The listing beneath should be written out in full, exactly as shown.

==== Material provided ====

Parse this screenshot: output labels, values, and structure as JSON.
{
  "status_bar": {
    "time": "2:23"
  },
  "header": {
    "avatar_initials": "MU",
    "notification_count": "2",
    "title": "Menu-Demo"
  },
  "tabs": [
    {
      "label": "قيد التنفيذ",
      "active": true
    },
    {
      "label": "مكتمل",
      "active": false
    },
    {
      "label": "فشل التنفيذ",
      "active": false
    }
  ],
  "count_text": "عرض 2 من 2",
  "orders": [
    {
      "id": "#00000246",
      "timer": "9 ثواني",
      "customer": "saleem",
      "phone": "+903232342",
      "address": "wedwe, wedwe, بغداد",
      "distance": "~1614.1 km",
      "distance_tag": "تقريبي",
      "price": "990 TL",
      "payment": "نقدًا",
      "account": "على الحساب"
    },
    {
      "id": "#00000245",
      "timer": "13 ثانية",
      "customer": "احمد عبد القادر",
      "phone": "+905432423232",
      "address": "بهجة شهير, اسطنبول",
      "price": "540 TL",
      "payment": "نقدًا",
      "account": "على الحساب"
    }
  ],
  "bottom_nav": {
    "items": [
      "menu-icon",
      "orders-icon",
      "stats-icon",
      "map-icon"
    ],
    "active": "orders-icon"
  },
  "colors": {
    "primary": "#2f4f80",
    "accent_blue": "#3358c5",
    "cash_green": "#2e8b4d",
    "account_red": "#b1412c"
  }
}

====

=== Solved exercise ===
Parse this screenshot: output labels, values, and structure as JSON.
{
  "status_bar": {
    "time": "2:23"
  },
  "header": {
    "avatar_initials": "MU",
    "notification_count": "2",
    "title": "Menu-Demo"
  },
  "tabs": [
    {
      "label": "قيد التنفيذ",
      "active": true
    },
    {
      "label": "مكتمل",
      "active": false
    },
    {
      "label": "فشل التنفيذ",
      "active": false
    }
  ],
  "count_text": "عرض 2 من 2",
  "orders": [
    {
      "id": "#00000246",
      "timer": "9 ثواني",
      "customer": "saleem",
      "phone": "+903232342",
      "address": "wedwe, wedwe, بغداد",
      "distance": "~1614.1 km",
      "distance_tag": "تقريبي",
      "price": "990 TL",
      "payment": "نقدًا",
      "account": "على الحساب"
    },
    {
      "id": "#00000245",
      "timer": "13 ثانية",
      "customer": "احمد عبد القادر",
      "phone": "+905432423232",
      "address": "بهجة شهير, اسطنبول",
      "price": "540 TL",
      "payment": "نقدًا",
      "account": "على الحساب"
    }
  ],
  "bottom_nav": {
    "items": [
      "menu-icon",
      "orders-icon",
      "stats-icon",
      "map-icon"
    ],
    "active": "orders-icon"
  },
  "colors": {
    "primary": "#2f4f80",
    "accent_blue": "#3358c5",
    "cash_green": "#2e8b4d",
    "account_red": "#b1412c"
  }
}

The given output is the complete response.